Goal: The data below is to be returned in full and exactly.

Available records:
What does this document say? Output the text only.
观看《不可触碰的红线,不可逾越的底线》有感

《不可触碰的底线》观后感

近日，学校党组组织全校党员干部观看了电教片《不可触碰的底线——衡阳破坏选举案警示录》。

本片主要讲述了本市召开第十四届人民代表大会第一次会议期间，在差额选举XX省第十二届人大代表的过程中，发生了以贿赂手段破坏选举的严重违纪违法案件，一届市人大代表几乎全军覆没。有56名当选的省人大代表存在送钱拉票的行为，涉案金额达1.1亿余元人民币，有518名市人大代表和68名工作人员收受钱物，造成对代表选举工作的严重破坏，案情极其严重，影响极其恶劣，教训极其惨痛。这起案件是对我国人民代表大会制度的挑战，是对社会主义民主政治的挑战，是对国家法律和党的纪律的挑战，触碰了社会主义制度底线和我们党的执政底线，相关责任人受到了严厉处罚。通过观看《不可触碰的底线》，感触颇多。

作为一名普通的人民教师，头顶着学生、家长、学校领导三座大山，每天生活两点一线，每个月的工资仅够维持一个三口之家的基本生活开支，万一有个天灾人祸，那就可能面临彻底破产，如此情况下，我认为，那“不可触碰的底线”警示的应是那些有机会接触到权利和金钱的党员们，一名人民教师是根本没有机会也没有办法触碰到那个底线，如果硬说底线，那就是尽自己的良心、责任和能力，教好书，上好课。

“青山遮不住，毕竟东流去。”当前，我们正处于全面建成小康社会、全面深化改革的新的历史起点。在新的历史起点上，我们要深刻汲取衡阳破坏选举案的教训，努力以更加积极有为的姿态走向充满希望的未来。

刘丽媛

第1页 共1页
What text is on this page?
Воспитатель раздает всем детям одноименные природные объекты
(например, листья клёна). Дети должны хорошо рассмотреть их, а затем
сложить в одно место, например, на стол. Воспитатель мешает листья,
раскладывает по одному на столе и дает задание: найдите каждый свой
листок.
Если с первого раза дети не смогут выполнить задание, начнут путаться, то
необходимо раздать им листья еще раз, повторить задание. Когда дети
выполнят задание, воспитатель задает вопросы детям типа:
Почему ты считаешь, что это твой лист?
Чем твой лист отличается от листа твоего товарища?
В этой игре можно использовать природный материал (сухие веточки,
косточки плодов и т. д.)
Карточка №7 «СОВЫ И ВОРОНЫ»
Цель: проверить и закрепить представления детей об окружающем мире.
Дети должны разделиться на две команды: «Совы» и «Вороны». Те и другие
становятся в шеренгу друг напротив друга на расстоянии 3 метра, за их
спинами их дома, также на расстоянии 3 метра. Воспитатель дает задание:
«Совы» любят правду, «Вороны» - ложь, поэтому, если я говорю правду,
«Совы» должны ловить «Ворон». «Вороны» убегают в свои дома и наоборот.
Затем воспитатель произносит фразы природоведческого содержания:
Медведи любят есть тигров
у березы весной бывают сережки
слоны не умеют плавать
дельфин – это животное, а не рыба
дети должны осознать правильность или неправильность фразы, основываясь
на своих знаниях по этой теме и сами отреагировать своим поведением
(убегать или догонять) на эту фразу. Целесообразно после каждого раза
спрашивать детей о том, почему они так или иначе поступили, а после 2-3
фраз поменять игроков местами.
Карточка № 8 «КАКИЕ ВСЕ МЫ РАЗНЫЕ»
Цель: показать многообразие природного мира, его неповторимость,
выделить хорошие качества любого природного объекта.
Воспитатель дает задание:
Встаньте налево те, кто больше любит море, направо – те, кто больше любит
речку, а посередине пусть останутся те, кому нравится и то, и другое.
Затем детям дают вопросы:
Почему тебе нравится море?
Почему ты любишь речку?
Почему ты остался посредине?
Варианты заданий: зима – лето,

Response to the task:
What does this document say? Output the text only.
观看《不可触碰的红线,不可逾越的底线》有感

《不可触碰的底线》观后感

近日，学校党组组织全校党员干部观看了电教片《不可触碰的底线——衡阳破坏选举案警示录》。

本片主要讲述了本市召开第十四届人民代表大会第一次会议期间，在差额选举XX省第十二届人大代表的过程中，发生了以贿赂手段破坏选举的严重违纪违法案件，一届市人大代表几乎全军覆没。有56名当选的省人大代表存在送钱拉票的行为，涉案金额达1.1亿余元人民币，有518名市人大代表和68名工作人员收受钱物，造成对代表选举工作的严重破坏，案情极其严重，影响极其恶劣，教训极其惨痛。这起案件是对我国人民代表大会制度的挑战，是对社会主义民主政治的挑战，是对国家法律和党的纪律的挑战，触碰了社会主义制度底线和我们党的执政底线，相关责任人受到了严厉处罚。通过观看《不可触碰的底线》，感触颇多。

作为一名普通的人民教师，头顶着学生、家长、学校领导三座大山，每天生活两点一线，每个月的工资仅够维持一个三口之家的基本生活开支，万一有个天灾人祸，那就可能面临彻底破产，如此情况下，我认为，那“不可触碰的底线”警示的应是那些有机会接触到权利和金钱的党员们，一名人民教师是根本没有机会也没有办法触碰到那个底线，如果硬说底线，那就是尽自己的良心、责任和能力，教好书，上好课。

“青山遮不住，毕竟东流去。”当前，我们正处于全面建成小康社会、全面深化改革的新的历史起点。在新的历史起点上，我们要深刻汲取衡阳破坏选举案的教训，努力以更加积极有为的姿态走向充满希望的未来。

刘丽媛

第1页 共1页
What text is on this page?
Воспитатель раздает всем детям одноименные природные объекты
(например, листья клёна). Дети должны хорошо рассмотреть их, а затем
сложить в одно место, например, на стол. Воспитатель мешает листья,
раскладывает по одному на столе и дает задание: найдите каждый свой
листок.
Если с первого раза дети не смогут выполнить задание, начнут путаться, то
необходимо раздать им листья еще раз, повторить задание. Когда дети
выполнят задание, воспитатель задает вопросы детям типа:
Почему ты считаешь, что это твой лист?
Чем твой лист отличается от листа твоего товарища?
В этой игре можно использовать природный материал (сухие веточки,
косточки плодов и т. д.)
Карточка №7 «СОВЫ И ВОРОНЫ»
Цель: проверить и закрепить представления детей об окружающем мире.
Дети должны разделиться на две команды: «Совы» и «Вороны». Те и другие
становятся в шеренгу друг напротив друга на расстоянии 3 метра, за их
спинами их дома, также на расстоянии 3 метра. Воспитатель дает задание:
«Совы» любят правду, «Вороны» - ложь, поэтому, если я говорю правду,
«Совы» должны ловить «Ворон». «Вороны» убегают в свои дома и наоборот.
Затем воспитатель произносит фразы природоведческого содержания:
Медведи любят есть тигров
у березы весной бывают сережки
слоны не умеют плавать
дельфин – это животное, а не рыба
дети должны осознать правильность или неправильность фразы, основываясь
на своих знаниях по этой теме и сами отреагировать своим поведением
(убегать или догонять) на эту фразу. Целесообразно после каждого раза
спрашивать детей о том, почему они так или иначе поступили, а после 2-3
фраз поменять игроков местами.
Карточка № 8 «КАКИЕ ВСЕ МЫ РАЗНЫЕ»
Цель: показать многообразие природного мира, его неповторимость,
выделить хорошие качества любого природного объекта.
Воспитатель дает задание:
Встаньте налево те, кто больше любит море, направо – те, кто больше любит
речку, а посередине пусть останутся те, кому нравится и то, и другое.
Затем детям дают вопросы:
Почему тебе нравится море?
Почему ты любишь речку?
Почему ты остался посредине?
Варианты заданий: зима – лето,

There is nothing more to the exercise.